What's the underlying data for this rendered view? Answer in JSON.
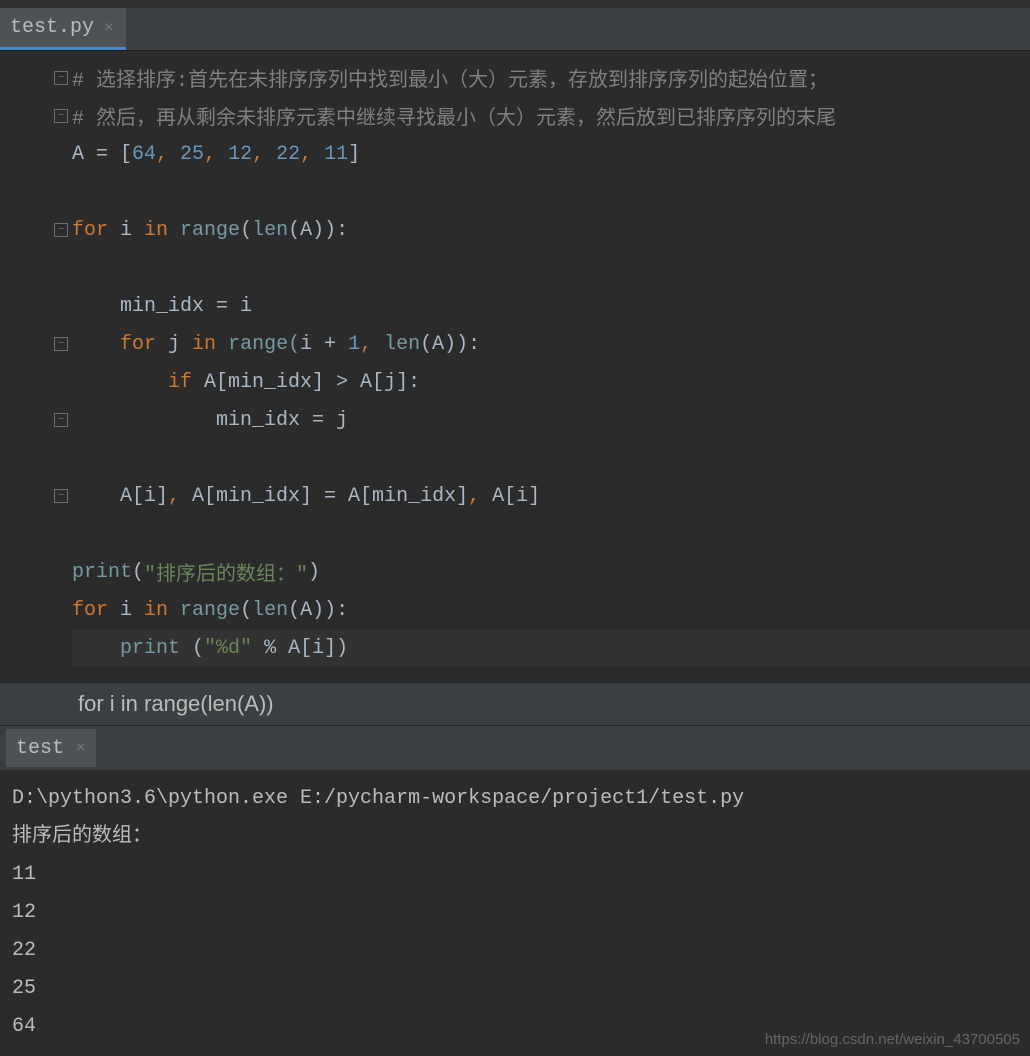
{
  "editor_tab": {
    "filename": "test.py",
    "close": "×"
  },
  "code": {
    "comment1": "# 选择排序:首先在未排序序列中找到最小（大）元素，存放到排序序列的起始位置；",
    "comment2": "# 然后，再从剩余未排序元素中继续寻找最小（大）元素，然后放到已排序序列的末尾",
    "arr_lhs": "A = [",
    "arr_vals": [
      "64",
      "25",
      "12",
      "22",
      "11"
    ],
    "arr_rhs": "]",
    "for_i": "for",
    "i": " i ",
    "in": "in",
    "range": " range",
    "len": "len",
    "lp_A": "(A)):",
    "min_idx_assign": "    min_idx = i",
    "for_j_pre": "    ",
    "for_j": "for",
    "j": " j ",
    "range2_open": " range(",
    "i_plus": "i + ",
    "one": "1",
    "comma": ", ",
    "len2": "len",
    "close2": "(A)):",
    "if": "if",
    "cond": " A[min_idx] > A[j]:",
    "min_idx_j": "            min_idx = j",
    "swap_a": "    A[i]",
    "swap_c1": ", ",
    "swap_b": "A[min_idx] = A[min_idx]",
    "swap_c2": ", ",
    "swap_d": "A[i]",
    "print": "print",
    "print_arg_open": "(",
    "print_str": "\"排序后的数组：\"",
    "print_arg_close": ")",
    "for_i2": "for",
    "i2": " i ",
    "in2": "in",
    "range3": " range",
    "len3": "len",
    "lp_A2": "(A)):",
    "print2_indent": "    ",
    "print2": "print",
    "fmt_open": " (",
    "fmt_str": "\"%d\"",
    "fmt_rest": " % A[i])"
  },
  "context": "for i in range(len(A))",
  "run_tab": {
    "name": "test",
    "close": "×"
  },
  "console": {
    "cmd": "D:\\python3.6\\python.exe E:/pycharm-workspace/project1/test.py",
    "line1": "排序后的数组：",
    "out": [
      "11",
      "12",
      "22",
      "25",
      "64"
    ]
  },
  "watermark": "https://blog.csdn.net/weixin_43700505"
}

Task requirements >>
Above are the records. Identify each line that contains the word "range".

Final answer >>
    "range": " range",
    "range2_open": " range(",
    "range3": " range",
  "context": "for i in range(len(A))",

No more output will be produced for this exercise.